▸ SOURCE
For starters, consider companies built to last for decades, regardless of market takeoffs or cool-offs. Look for companies that boast iconic brands, consistent revenues, and competitive positions.
With its sensational brand, Coca-Cola enjoys exceptional margins and increasing sales growth in the face of a challenging macroeconomic environment. Despite concerns about obesity and declines in U.S. per capita soda consumption, the company's drinks are displaying vigorous growth internationally, where Coca-Cola sells nearly 80% of its case volume. The company's newly introduced noncarbonated beverages, like its recent purchase of Zico coconut water, touted for its hydration and nutrition, are also growing robustly. And every major soda company is attempting to formulate the holy grail of soft drinks -- a zero-calorie naturally sweetened soda that better resembles the taste of full-calorie sodas.

▸ WHAT TO PRODUCE
Please carry on the piece about durable companies and Coca-Cola, picking up after its final sentence.

Records from a data source:

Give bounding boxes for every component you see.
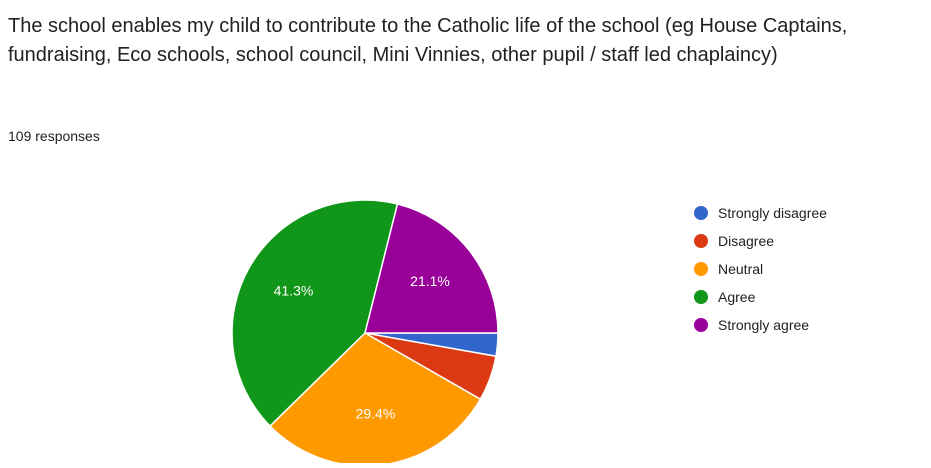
pie-data-label-strongly-agree: 21.1%	[410, 273, 450, 289]
legend-swatch-strongly-disagree	[694, 206, 708, 220]
question-title: The school enables my child to contribut…	[8, 15, 848, 66]
legend-item-disagree[interactable]: Disagree	[694, 227, 827, 255]
legend-swatch-neutral	[694, 262, 708, 276]
pie-data-label-agree: 41.3%	[274, 283, 314, 299]
legend-label-strongly-disagree: Strongly disagree	[718, 205, 827, 221]
response-count: 109 responses	[8, 128, 100, 144]
legend-item-neutral[interactable]: Neutral	[694, 255, 827, 283]
legend-label-disagree: Disagree	[718, 233, 775, 249]
legend-item-strongly-agree[interactable]: Strongly agree	[694, 311, 827, 339]
pie-slice-agree[interactable]	[231, 199, 399, 428]
legend-label-neutral: Neutral	[718, 261, 764, 277]
legend-item-agree[interactable]: Agree	[694, 283, 827, 311]
legend-label-strongly-agree: Strongly agree	[718, 317, 810, 333]
pie-slice-strongly-agree[interactable]	[364, 203, 499, 334]
legend-swatch-strongly-agree	[694, 318, 708, 332]
pie-data-label-neutral: 29.4%	[356, 405, 396, 421]
legend-swatch-agree	[694, 290, 708, 304]
legend-swatch-disagree	[694, 234, 708, 248]
legend-item-strongly-disagree[interactable]: Strongly disagree	[694, 199, 827, 227]
legend-label-agree: Agree	[718, 289, 756, 305]
chart-legend: Strongly disagree Disagree Neutral Agree Str…	[694, 199, 827, 339]
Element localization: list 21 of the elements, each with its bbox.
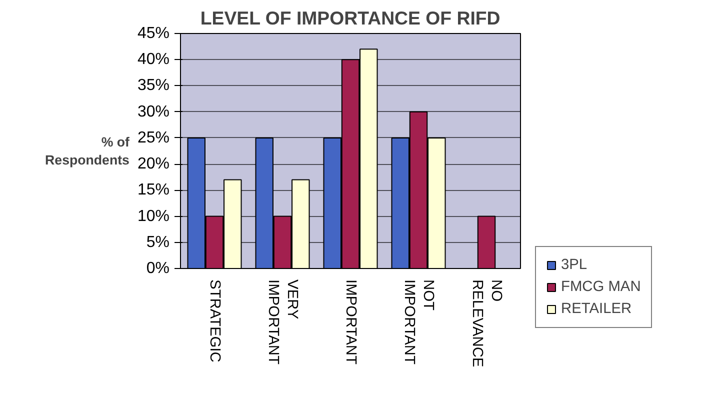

▸ EXPECTED ANSWER
Apple is attractive for a long list of reasons, notably its ability to anticipate, manufacture, and market wildly sought-after products. With $40 billion in balance sheet cash and short-term investments, the company possesses some of the strongest financials of any company on the planet. Apple's recent share price tumble suggests a more guarded outlook for the company, but doesn't fully appreciate the exceptional demand for Apple's current and anticipated iDevices.
Even take a cue from the greatest investor of our time and look at Warren Buffett's Berkshire Hathaway , a holding company of many diverse businesses including insurance, railroads, manufacturing, and retail. Berkshire recently bought back $1.2 billion of its own shares from the estate of a long-time investor and upped its share-repurchase guidelines to allow further purchases at 1.2 times book value, signaling Buffett thinks Berkshire trades at a reasonably cheap valuation. Fool senior banking analyst Matt Koppenheffer outlines even more reasons the stock appears a great value in today's market.
Get invested, stay invested
Yes, the market will go up, and it'll go down. But wise investors continue to buy great companies with long track records of success through all market cycles. Even with the Dow nearing all-time highs, there are still fantastic buys in today's market. And there's no better time than now to invest the dollars you don't need until a decade down the road.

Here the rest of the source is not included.